* [Exercise description] Output the material word for word. Leave each picture out.

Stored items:
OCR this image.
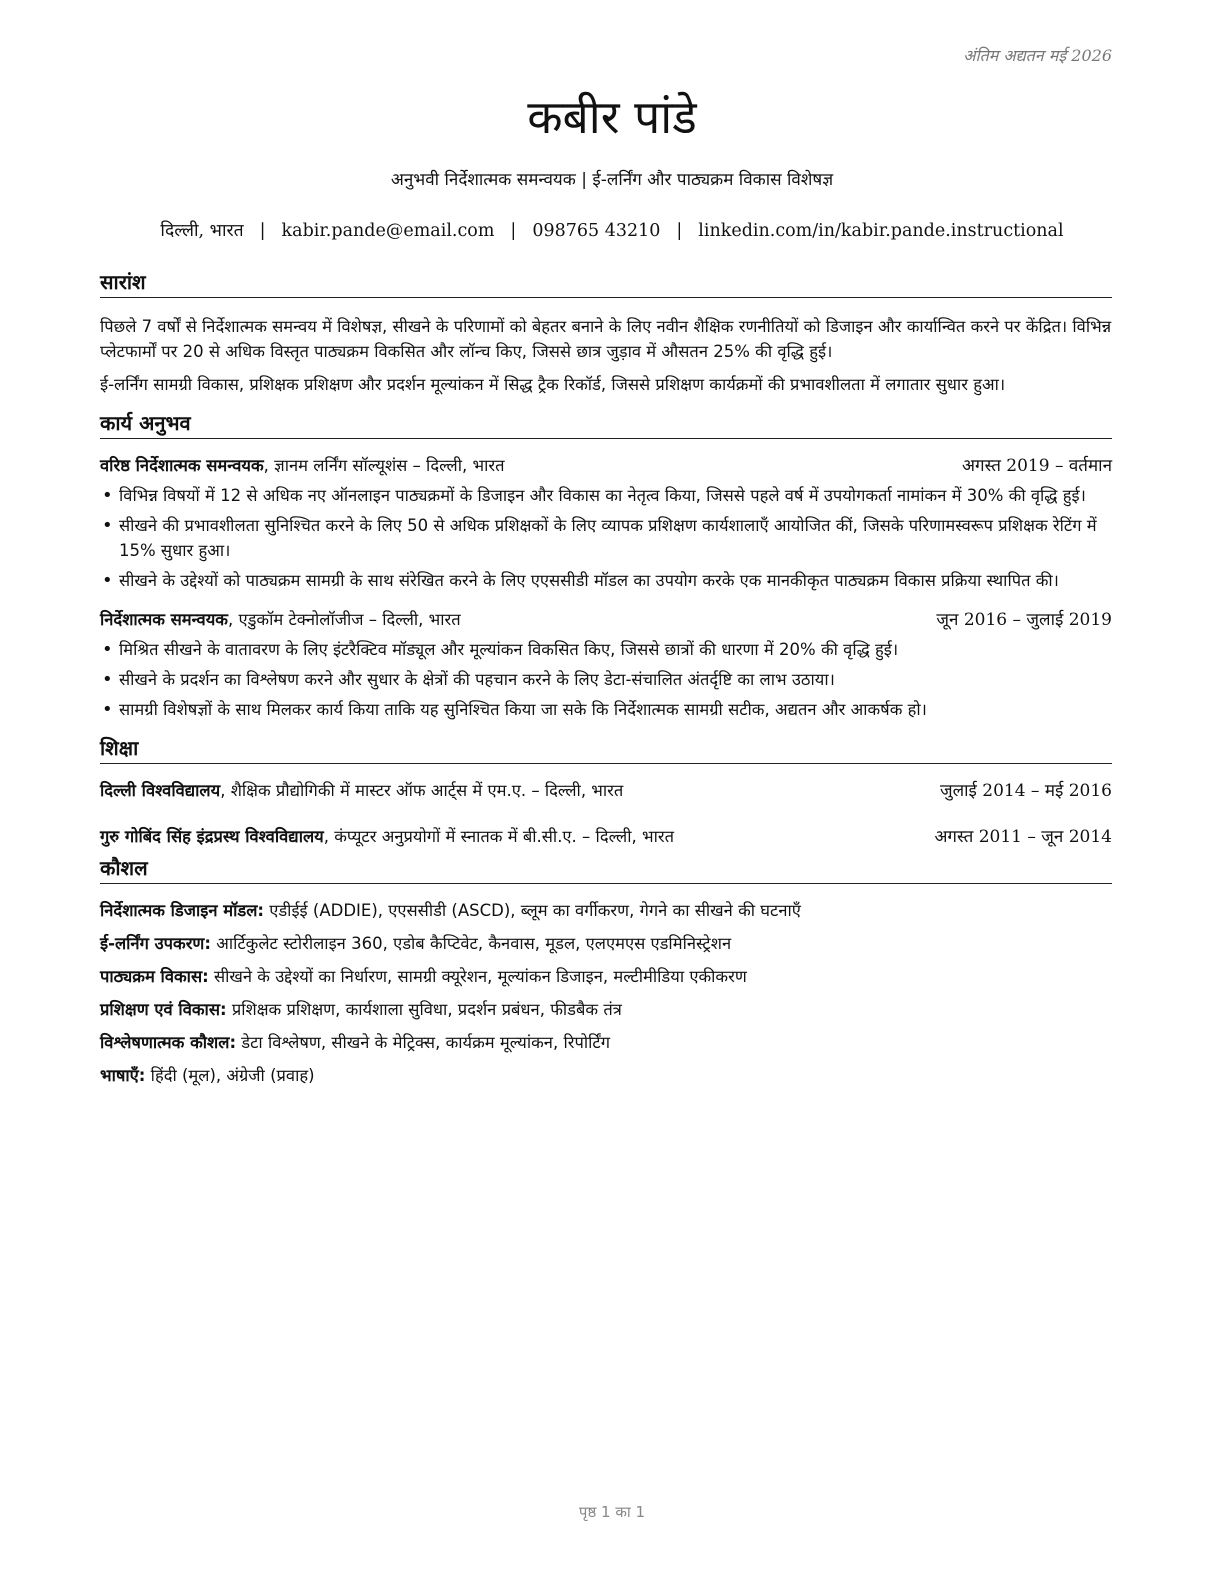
अंतिम अद्यतन मई 2026
कबीर पांडे
अनुभवी निर्देशात्मक समन्वयक | ई-लर्निंग और पाठ्यक्रम विकास विशेषज्ञ
दिल्ली, भारत | kabir.pande@email.com | 098765 43210 | linkedin.com/in/kabir.pande.instructional
सारांश

पिछले 7 वर्षों से निर्देशात्मक समन्वय में विशेषज्ञ, सीखने के परिणामों को बेहतर बनाने के लिए नवीन शैक्षिक रणनीतियों को डिजाइन और कार्यान्वित करने पर केंद्रित। विभिन्न प्लेटफार्मों पर 20 से अधिक विस्तृत पाठ्यक्रम विकसित और लॉन्च किए, जिससे छात्र जुड़ाव में औसतन 25% की वृद्धि हुई।

ई-लर्निंग सामग्री विकास, प्रशिक्षक प्रशिक्षण और प्रदर्शन मूल्यांकन में सिद्ध ट्रैक रिकॉर्ड, जिससे प्रशिक्षण कार्यक्रमों की प्रभावशीलता में लगातार सुधार हुआ।

कार्य अनुभव
वरिष्ठ निर्देशात्मक समन्वयक, ज्ञानम लर्निंग सॉल्यूशंस – दिल्ली, भारत	अगस्त 2019 – वर्तमान
• विभिन्न विषयों में 12 से अधिक नए ऑनलाइन पाठ्यक्रमों के डिजाइन और विकास का नेतृत्व किया, जिससे पहले वर्ष में उपयोगकर्ता नामांकन में 30% की वृद्धि हुई।
• सीखने की प्रभावशीलता सुनिश्चित करने के लिए 50 से अधिक प्रशिक्षकों के लिए व्यापक प्रशिक्षण कार्यशालाएँ आयोजित कीं, जिसके परिणामस्वरूप प्रशिक्षक रेटिंग में 15% सुधार हुआ।
• सीखने के उद्देश्यों को पाठ्यक्रम सामग्री के साथ संरेखित करने के लिए एएससीडी मॉडल का उपयोग करके एक मानकीकृत पाठ्यक्रम विकास प्रक्रिया स्थापित की।
निर्देशात्मक समन्वयक, एडुकॉम टेक्नोलॉजीज – दिल्ली, भारत	जून 2016 – जुलाई 2019
• मिश्रित सीखने के वातावरण के लिए इंटरैक्टिव मॉड्यूल और मूल्यांकन विकसित किए, जिससे छात्रों की धारणा में 20% की वृद्धि हुई।
• सीखने के प्रदर्शन का विश्लेषण करने और सुधार के क्षेत्रों की पहचान करने के लिए डेटा-संचालित अंतर्दृष्टि का लाभ उठाया।
• सामग्री विशेषज्ञों के साथ मिलकर कार्य किया ताकि यह सुनिश्चित किया जा सके कि निर्देशात्मक सामग्री सटीक, अद्यतन और आकर्षक हो।
शिक्षा
दिल्ली विश्वविद्यालय, शैक्षिक प्रौद्योगिकी में मास्टर ऑफ आर्ट्स में एम.ए. – दिल्ली, भारत	जुलाई 2014 – मई 2016
गुरु गोबिंद सिंह इंद्रप्रस्थ विश्वविद्यालय, कंप्यूटर अनुप्रयोगों में स्नातक में बी.सी.ए. – दिल्ली, भारत	अगस्त 2011 – जून 2014
कौशल
निर्देशात्मक डिजाइन मॉडल: एडीईई (ADDIE), एएससीडी (ASCD), ब्लूम का वर्गीकरण, गेगने का सीखने की घटनाएँ
ई-लर्निंग उपकरण: आर्टिकुलेट स्टोरीलाइन 360, एडोब कैप्टिवेट, कैनवास, मूडल, एलएमएस एडमिनिस्ट्रेशन
पाठ्यक्रम विकास: सीखने के उद्देश्यों का निर्धारण, सामग्री क्यूरेशन, मूल्यांकन डिजाइन, मल्टीमीडिया एकीकरण
प्रशिक्षण एवं विकास: प्रशिक्षक प्रशिक्षण, कार्यशाला सुविधा, प्रदर्शन प्रबंधन, फीडबैक तंत्र
विश्लेषणात्मक कौशल: डेटा विश्लेषण, सीखने के मेट्रिक्स, कार्यक्रम मूल्यांकन, रिपोर्टिंग
भाषाएँ: हिंदी (मूल), अंग्रेजी (प्रवाह)
पृष्ठ 1 का 1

* [Full solution]
OCR this image.
अंतिम अद्यतन मई 2026
कबीर पांडे
अनुभवी निर्देशात्मक समन्वयक | ई-लर्निंग और पाठ्यक्रम विकास विशेषज्ञ
दिल्ली, भारत | kabir.pande@email.com | 098765 43210 | linkedin.com/in/kabir.pande.instructional
सारांश

पिछले 7 वर्षों से निर्देशात्मक समन्वय में विशेषज्ञ, सीखने के परिणामों को बेहतर बनाने के लिए नवीन शैक्षिक रणनीतियों को डिजाइन और कार्यान्वित करने पर केंद्रित। विभिन्न प्लेटफार्मों पर 20 से अधिक विस्तृत पाठ्यक्रम विकसित और लॉन्च किए, जिससे छात्र जुड़ाव में औसतन 25% की वृद्धि हुई।

ई-लर्निंग सामग्री विकास, प्रशिक्षक प्रशिक्षण और प्रदर्शन मूल्यांकन में सिद्ध ट्रैक रिकॉर्ड, जिससे प्रशिक्षण कार्यक्रमों की प्रभावशीलता में लगातार सुधार हुआ।

कार्य अनुभव
वरिष्ठ निर्देशात्मक समन्वयक, ज्ञानम लर्निंग सॉल्यूशंस – दिल्ली, भारत	अगस्त 2019 – वर्तमान
• विभिन्न विषयों में 12 से अधिक नए ऑनलाइन पाठ्यक्रमों के डिजाइन और विकास का नेतृत्व किया, जिससे पहले वर्ष में उपयोगकर्ता नामांकन में 30% की वृद्धि हुई।
• सीखने की प्रभावशीलता सुनिश्चित करने के लिए 50 से अधिक प्रशिक्षकों के लिए व्यापक प्रशिक्षण कार्यशालाएँ आयोजित कीं, जिसके परिणामस्वरूप प्रशिक्षक रेटिंग में 15% सुधार हुआ।
• सीखने के उद्देश्यों को पाठ्यक्रम सामग्री के साथ संरेखित करने के लिए एएससीडी मॉडल का उपयोग करके एक मानकीकृत पाठ्यक्रम विकास प्रक्रिया स्थापित की।
निर्देशात्मक समन्वयक, एडुकॉम टेक्नोलॉजीज – दिल्ली, भारत	जून 2016 – जुलाई 2019
• मिश्रित सीखने के वातावरण के लिए इंटरैक्टिव मॉड्यूल और मूल्यांकन विकसित किए, जिससे छात्रों की धारणा में 20% की वृद्धि हुई।
• सीखने के प्रदर्शन का विश्लेषण करने और सुधार के क्षेत्रों की पहचान करने के लिए डेटा-संचालित अंतर्दृष्टि का लाभ उठाया।
• सामग्री विशेषज्ञों के साथ मिलकर कार्य किया ताकि यह सुनिश्चित किया जा सके कि निर्देशात्मक सामग्री सटीक, अद्यतन और आकर्षक हो।
शिक्षा
दिल्ली विश्वविद्यालय, शैक्षिक प्रौद्योगिकी में मास्टर ऑफ आर्ट्स में एम.ए. – दिल्ली, भारत	जुलाई 2014 – मई 2016
गुरु गोबिंद सिंह इंद्रप्रस्थ विश्वविद्यालय, कंप्यूटर अनुप्रयोगों में स्नातक में बी.सी.ए. – दिल्ली, भारत	अगस्त 2011 – जून 2014
कौशल
निर्देशात्मक डिजाइन मॉडल: एडीईई (ADDIE), एएससीडी (ASCD), ब्लूम का वर्गीकरण, गेगने का सीखने की घटनाएँ
ई-लर्निंग उपकरण: आर्टिकुलेट स्टोरीलाइन 360, एडोब कैप्टिवेट, कैनवास, मूडल, एलएमएस एडमिनिस्ट्रेशन
पाठ्यक्रम विकास: सीखने के उद्देश्यों का निर्धारण, सामग्री क्यूरेशन, मूल्यांकन डिजाइन, मल्टीमीडिया एकीकरण
प्रशिक्षण एवं विकास: प्रशिक्षक प्रशिक्षण, कार्यशाला सुविधा, प्रदर्शन प्रबंधन, फीडबैक तंत्र
विश्लेषणात्मक कौशल: डेटा विश्लेषण, सीखने के मेट्रिक्स, कार्यक्रम मूल्यांकन, रिपोर्टिंग
भाषाएँ: हिंदी (मूल), अंग्रेजी (प्रवाह)
पृष्ठ 1 का 1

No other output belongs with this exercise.